====== STORED DATA ======
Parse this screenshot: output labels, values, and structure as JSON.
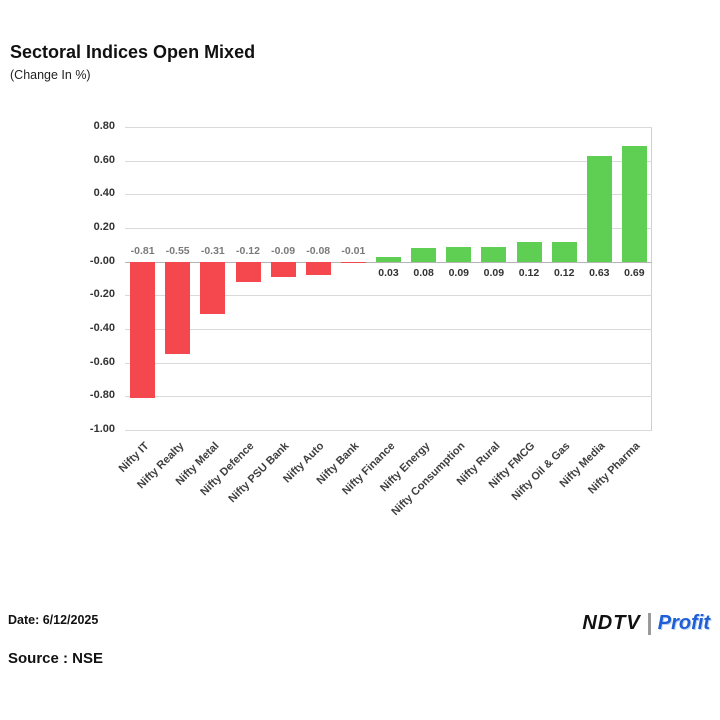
{
  "header": {
    "title": "Sectoral Indices Open Mixed",
    "subtitle": "(Change In %)"
  },
  "chart_data": {
    "type": "bar",
    "title": "Sectoral Indices Open Mixed",
    "subtitle": "(Change In %)",
    "unit": "Change In %",
    "categories": [
      "Nifty IT",
      "Nifty Realty",
      "Nifty Metal",
      "Nifty Defence",
      "Nifty PSU Bank",
      "Nifty Auto",
      "Nifty Bank",
      "Nifty Finance",
      "Nifty Energy",
      "Nifty Consumption",
      "Nifty Rural",
      "Nifty FMCG",
      "Nifty Oil & Gas",
      "Nifty Media",
      "Nifty Pharma"
    ],
    "values": [
      -0.81,
      -0.55,
      -0.31,
      -0.12,
      -0.09,
      -0.08,
      -0.01,
      0.03,
      0.08,
      0.09,
      0.09,
      0.12,
      0.12,
      0.63,
      0.69
    ],
    "ylim": [
      -1.0,
      0.8
    ],
    "yticks": [
      0.8,
      0.6,
      0.4,
      0.2,
      0,
      -0.2,
      -0.4,
      -0.6,
      -0.8,
      -1.0
    ],
    "ytick_labels": [
      "0.80",
      "0.60",
      "0.40",
      "0.20",
      "-0.00",
      "-0.20",
      "-0.40",
      "-0.60",
      "-0.80",
      "-1.00"
    ],
    "grid": true,
    "legend": "none",
    "colors": {
      "positive": "#5ecf52",
      "negative": "#f4484e"
    }
  },
  "footer": {
    "date_label": "Date: 6/12/2025",
    "source_label": "Source : NSE",
    "logo": {
      "ndtv": "NDTV",
      "separator_icon": "vertical-bar",
      "profit": "Profit"
    }
  }
}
======
== PROBLEM REQUIREMENTS ==
All the lines above are to be given again exactly as they read, with the pictures removed.

== SOLUTION TO THIS PROBLEM ==
Parse this screenshot: output labels, values, and structure as JSON.
{
  "header": {
    "title": "Sectoral Indices Open Mixed",
    "subtitle": "(Change In %)"
  },
  "chart_data": {
    "type": "bar",
    "title": "Sectoral Indices Open Mixed",
    "subtitle": "(Change In %)",
    "unit": "Change In %",
    "categories": [
      "Nifty IT",
      "Nifty Realty",
      "Nifty Metal",
      "Nifty Defence",
      "Nifty PSU Bank",
      "Nifty Auto",
      "Nifty Bank",
      "Nifty Finance",
      "Nifty Energy",
      "Nifty Consumption",
      "Nifty Rural",
      "Nifty FMCG",
      "Nifty Oil & Gas",
      "Nifty Media",
      "Nifty Pharma"
    ],
    "values": [
      -0.81,
      -0.55,
      -0.31,
      -0.12,
      -0.09,
      -0.08,
      -0.01,
      0.03,
      0.08,
      0.09,
      0.09,
      0.12,
      0.12,
      0.63,
      0.69
    ],
    "ylim": [
      -1.0,
      0.8
    ],
    "yticks": [
      0.8,
      0.6,
      0.4,
      0.2,
      0,
      -0.2,
      -0.4,
      -0.6,
      -0.8,
      -1.0
    ],
    "ytick_labels": [
      "0.80",
      "0.60",
      "0.40",
      "0.20",
      "-0.00",
      "-0.20",
      "-0.40",
      "-0.60",
      "-0.80",
      "-1.00"
    ],
    "grid": true,
    "legend": "none",
    "colors": {
      "positive": "#5ecf52",
      "negative": "#f4484e"
    }
  },
  "footer": {
    "date_label": "Date: 6/12/2025",
    "source_label": "Source : NSE",
    "logo": {
      "ndtv": "NDTV",
      "separator_icon": "vertical-bar",
      "profit": "Profit"
    }
  }
}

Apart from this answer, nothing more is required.